[Rows from a dataset]

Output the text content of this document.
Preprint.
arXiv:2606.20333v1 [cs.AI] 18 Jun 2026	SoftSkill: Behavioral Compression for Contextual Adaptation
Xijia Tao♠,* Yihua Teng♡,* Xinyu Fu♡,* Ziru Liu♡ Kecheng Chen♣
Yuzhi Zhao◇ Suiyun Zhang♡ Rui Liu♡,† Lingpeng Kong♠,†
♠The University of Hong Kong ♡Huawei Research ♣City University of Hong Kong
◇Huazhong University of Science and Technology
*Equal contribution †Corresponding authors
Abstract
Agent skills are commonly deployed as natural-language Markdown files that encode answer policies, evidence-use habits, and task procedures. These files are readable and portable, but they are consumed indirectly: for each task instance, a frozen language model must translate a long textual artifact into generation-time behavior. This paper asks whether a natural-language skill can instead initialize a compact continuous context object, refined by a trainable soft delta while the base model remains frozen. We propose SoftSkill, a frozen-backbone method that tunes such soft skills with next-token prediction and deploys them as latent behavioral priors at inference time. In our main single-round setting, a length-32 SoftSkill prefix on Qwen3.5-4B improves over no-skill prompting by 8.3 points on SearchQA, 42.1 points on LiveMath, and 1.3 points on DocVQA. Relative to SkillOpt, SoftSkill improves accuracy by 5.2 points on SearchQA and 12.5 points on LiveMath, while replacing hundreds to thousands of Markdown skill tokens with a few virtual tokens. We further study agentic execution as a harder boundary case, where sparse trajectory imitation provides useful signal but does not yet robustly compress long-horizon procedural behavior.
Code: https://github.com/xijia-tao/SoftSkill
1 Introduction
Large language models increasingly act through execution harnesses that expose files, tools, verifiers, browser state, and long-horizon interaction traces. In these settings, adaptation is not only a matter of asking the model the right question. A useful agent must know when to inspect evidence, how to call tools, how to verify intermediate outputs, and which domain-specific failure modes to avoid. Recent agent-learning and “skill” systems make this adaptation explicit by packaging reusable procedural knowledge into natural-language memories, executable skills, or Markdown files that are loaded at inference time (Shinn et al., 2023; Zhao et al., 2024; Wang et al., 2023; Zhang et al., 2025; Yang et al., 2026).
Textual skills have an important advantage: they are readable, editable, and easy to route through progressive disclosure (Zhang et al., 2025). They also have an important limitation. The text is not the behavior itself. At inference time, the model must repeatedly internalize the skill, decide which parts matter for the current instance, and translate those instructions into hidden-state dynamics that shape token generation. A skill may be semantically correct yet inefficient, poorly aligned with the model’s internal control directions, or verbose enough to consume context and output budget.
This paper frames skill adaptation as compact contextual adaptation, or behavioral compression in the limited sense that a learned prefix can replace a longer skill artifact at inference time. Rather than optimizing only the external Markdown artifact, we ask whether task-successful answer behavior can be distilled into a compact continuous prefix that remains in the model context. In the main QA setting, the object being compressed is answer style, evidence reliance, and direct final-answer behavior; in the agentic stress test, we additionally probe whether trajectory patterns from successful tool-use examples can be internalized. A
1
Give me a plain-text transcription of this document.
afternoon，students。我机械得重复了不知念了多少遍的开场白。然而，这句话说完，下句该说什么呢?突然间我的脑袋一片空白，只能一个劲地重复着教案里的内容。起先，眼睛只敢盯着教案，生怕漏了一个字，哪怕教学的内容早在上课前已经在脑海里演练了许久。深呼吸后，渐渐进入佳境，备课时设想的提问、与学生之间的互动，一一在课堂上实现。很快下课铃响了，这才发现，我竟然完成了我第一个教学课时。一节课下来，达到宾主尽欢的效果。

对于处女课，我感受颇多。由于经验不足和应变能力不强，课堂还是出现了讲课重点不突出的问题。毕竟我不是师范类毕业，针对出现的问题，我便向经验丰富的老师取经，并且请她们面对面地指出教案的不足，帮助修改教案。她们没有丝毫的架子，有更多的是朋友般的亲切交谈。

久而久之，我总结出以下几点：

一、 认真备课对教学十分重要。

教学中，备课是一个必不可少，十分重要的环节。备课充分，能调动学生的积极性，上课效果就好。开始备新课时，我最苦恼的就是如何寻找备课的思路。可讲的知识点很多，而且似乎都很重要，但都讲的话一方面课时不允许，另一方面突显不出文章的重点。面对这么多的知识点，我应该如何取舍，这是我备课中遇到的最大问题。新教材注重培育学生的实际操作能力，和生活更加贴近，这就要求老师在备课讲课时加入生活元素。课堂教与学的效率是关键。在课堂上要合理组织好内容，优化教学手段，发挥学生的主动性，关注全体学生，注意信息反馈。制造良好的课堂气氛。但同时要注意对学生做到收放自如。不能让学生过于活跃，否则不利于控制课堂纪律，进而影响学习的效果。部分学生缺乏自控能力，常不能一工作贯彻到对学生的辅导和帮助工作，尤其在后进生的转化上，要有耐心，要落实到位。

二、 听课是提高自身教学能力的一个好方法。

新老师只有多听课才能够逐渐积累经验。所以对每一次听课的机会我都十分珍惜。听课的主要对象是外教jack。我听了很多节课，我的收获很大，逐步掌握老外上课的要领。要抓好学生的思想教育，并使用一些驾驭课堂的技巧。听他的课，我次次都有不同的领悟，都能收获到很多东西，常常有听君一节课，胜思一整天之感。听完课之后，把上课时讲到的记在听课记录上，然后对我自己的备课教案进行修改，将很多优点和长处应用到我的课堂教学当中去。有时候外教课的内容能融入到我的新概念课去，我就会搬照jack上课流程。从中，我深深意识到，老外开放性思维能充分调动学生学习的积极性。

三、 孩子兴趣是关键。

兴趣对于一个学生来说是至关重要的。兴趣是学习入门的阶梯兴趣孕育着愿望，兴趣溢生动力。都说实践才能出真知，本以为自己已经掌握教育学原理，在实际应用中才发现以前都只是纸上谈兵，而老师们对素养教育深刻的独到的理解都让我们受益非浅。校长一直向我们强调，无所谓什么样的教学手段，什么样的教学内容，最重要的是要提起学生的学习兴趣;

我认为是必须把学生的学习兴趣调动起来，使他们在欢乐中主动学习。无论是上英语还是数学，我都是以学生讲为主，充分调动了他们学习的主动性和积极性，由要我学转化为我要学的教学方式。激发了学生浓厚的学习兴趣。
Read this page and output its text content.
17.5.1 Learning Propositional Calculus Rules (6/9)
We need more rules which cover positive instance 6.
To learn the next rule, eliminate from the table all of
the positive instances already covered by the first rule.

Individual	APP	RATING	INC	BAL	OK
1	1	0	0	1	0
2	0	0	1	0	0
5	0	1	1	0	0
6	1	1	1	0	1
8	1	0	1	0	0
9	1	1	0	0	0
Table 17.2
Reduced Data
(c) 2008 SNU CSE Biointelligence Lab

▸ JOB
Write out exactly the lines starting with the one that holds "Read this page and output its text content." and running through the last line above.

▸ COMPLETE OUTPUT
Read this page and output its text content.
17.5.1 Learning Propositional Calculus Rules (6/9)
We need more rules which cover positive instance 6.
To learn the next rule, eliminate from the table all of
the positive instances already covered by the first rule.

Individual	APP	RATING	INC	BAL	OK
1	1	0	0	1	0
2	0	0	1	0	0
5	0	1	1	0	0
6	1	1	1	0	1
8	1	0	1	0	0
9	1	1	0	0	0
Table 17.2
Reduced Data
(c) 2008 SNU CSE Biointelligence Lab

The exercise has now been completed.